Stored records:

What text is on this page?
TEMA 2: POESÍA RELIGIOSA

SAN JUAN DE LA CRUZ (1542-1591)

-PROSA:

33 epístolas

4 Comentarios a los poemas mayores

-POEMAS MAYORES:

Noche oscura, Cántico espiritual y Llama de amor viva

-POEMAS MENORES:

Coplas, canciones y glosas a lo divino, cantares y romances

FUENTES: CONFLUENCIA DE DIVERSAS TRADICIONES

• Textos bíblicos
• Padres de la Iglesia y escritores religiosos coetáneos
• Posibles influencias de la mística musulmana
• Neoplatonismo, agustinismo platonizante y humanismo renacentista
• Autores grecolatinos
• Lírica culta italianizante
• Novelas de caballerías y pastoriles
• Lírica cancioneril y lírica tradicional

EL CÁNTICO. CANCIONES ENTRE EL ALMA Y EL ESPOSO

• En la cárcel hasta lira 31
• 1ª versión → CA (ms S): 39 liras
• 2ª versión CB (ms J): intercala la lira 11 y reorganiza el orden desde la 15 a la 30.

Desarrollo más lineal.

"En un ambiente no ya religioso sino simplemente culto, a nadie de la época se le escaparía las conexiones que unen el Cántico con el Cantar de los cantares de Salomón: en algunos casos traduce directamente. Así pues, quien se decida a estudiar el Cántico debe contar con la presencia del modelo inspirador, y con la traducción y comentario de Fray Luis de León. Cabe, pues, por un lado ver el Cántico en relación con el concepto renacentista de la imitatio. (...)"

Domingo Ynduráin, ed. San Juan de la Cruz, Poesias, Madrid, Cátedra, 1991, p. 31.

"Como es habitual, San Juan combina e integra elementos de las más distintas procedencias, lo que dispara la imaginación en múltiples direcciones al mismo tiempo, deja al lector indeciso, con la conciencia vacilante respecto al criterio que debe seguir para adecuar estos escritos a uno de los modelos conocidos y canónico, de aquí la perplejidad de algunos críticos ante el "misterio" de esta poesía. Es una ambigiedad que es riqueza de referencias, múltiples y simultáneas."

*Problem to work on:* Lines containing the string "Lírica" are to be selected and copied.

*Answer to this exercise:*
• Lírica culta italianizante
• Lírica cancioneril y lírica tradicional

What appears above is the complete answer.